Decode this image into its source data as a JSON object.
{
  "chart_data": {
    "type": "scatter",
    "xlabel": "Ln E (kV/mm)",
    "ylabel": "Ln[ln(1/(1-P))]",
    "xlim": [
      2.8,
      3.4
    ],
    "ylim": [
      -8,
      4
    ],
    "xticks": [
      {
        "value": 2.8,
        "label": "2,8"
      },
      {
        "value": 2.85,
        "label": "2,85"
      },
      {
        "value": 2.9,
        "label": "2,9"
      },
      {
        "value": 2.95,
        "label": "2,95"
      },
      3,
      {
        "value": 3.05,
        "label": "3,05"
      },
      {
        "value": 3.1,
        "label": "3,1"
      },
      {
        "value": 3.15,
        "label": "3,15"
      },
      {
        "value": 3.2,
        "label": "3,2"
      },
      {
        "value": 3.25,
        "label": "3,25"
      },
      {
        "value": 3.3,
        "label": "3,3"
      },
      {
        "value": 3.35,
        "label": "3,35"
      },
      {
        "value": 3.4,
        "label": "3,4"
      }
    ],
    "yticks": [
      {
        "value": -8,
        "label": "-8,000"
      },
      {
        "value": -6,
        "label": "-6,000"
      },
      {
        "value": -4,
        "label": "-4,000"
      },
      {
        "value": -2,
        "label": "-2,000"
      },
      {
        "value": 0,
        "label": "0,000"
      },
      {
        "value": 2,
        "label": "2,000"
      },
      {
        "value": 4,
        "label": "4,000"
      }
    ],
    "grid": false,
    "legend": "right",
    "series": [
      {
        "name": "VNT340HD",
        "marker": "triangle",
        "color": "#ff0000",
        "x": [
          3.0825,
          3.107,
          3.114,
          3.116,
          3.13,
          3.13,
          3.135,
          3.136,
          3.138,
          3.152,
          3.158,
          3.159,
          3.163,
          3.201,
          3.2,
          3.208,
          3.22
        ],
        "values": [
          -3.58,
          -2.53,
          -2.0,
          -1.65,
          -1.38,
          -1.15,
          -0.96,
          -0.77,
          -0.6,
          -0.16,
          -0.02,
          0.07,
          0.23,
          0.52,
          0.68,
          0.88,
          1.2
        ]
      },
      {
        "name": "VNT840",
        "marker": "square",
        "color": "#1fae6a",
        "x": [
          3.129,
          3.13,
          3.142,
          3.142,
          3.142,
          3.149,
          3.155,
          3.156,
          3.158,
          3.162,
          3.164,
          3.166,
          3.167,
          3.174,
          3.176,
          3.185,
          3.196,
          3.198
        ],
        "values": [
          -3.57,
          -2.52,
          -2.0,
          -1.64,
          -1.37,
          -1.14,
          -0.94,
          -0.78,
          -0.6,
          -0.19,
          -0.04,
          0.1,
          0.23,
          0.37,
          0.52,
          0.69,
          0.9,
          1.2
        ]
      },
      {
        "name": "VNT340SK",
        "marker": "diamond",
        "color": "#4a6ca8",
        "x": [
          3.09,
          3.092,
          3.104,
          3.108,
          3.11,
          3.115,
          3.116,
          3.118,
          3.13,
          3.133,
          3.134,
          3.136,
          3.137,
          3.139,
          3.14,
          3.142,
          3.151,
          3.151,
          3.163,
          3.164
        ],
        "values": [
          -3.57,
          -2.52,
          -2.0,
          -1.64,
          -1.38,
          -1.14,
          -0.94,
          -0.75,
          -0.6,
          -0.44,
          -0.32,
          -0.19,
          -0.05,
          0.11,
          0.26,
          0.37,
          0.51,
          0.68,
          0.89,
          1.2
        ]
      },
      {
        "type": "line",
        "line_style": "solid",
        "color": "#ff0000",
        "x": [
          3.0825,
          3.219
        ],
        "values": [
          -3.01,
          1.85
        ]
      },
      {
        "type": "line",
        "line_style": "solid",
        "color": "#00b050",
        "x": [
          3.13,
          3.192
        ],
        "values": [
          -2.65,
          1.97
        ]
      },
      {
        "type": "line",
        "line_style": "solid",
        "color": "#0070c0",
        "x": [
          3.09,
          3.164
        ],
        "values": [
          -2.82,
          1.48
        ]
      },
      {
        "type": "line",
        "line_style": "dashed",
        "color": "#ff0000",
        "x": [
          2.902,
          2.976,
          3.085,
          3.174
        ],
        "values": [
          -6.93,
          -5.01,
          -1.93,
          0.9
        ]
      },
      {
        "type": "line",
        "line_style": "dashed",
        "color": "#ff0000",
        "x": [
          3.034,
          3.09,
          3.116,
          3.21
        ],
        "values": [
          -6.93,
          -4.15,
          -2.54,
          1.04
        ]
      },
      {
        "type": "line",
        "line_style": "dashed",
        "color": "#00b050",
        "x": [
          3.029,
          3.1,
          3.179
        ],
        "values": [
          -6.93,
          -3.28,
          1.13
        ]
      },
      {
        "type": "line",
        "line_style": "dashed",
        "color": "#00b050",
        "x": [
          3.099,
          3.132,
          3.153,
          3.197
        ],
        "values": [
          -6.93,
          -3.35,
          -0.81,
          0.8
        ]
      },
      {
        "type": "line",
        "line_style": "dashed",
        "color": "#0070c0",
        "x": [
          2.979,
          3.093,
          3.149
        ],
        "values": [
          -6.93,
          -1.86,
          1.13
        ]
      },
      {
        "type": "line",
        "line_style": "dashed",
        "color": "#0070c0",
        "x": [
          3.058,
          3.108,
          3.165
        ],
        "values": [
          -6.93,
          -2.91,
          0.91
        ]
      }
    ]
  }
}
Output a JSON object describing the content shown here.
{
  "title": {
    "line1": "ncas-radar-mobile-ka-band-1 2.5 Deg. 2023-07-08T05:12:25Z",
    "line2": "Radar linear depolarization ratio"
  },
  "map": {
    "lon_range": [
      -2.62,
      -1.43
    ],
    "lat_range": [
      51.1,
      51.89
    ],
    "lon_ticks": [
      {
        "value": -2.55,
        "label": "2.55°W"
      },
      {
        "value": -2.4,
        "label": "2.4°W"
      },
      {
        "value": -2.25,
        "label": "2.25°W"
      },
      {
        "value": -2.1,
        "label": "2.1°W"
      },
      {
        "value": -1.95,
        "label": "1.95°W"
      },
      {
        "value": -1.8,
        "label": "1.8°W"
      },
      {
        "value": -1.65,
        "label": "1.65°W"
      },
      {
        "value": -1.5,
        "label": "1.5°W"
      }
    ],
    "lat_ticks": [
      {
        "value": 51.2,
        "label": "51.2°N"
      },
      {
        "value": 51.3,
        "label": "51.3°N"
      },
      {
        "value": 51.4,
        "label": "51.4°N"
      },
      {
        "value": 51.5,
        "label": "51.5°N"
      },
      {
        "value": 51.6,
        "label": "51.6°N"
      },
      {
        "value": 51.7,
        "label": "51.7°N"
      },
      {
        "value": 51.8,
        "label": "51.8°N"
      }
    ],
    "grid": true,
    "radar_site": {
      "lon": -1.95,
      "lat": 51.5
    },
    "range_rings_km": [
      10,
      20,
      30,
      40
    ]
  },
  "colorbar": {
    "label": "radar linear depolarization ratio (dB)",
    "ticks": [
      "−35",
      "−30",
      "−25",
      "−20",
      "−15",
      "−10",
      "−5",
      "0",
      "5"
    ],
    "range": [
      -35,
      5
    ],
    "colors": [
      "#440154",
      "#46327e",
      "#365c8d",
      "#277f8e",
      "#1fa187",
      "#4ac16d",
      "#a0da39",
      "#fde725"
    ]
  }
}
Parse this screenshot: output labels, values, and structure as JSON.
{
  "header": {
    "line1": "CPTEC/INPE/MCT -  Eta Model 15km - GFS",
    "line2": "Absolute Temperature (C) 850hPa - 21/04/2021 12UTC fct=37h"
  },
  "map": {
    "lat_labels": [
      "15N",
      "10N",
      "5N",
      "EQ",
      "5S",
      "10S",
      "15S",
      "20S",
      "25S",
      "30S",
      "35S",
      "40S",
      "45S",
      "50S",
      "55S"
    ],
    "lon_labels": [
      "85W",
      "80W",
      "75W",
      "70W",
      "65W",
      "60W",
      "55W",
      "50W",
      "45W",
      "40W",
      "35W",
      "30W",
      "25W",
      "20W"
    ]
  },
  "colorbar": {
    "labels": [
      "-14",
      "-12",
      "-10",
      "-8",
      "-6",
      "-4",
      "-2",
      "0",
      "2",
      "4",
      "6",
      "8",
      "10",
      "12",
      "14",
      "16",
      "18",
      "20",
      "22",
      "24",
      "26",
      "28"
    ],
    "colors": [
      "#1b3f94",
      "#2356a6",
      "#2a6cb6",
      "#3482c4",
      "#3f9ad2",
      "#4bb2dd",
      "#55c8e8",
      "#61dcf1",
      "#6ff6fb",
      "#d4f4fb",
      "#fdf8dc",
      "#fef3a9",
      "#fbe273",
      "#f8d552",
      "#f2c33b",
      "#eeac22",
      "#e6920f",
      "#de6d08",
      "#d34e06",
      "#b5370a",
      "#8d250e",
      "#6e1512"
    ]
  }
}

▶ [Written problem] Keep only those lines of the records that hold "JSON", and return them.

▶ [Solution to the problem]
Decode this image into its source data as a JSON object.
Output a JSON object describing the content shown here.
Parse this screenshot: output labels, values, and structure as JSON.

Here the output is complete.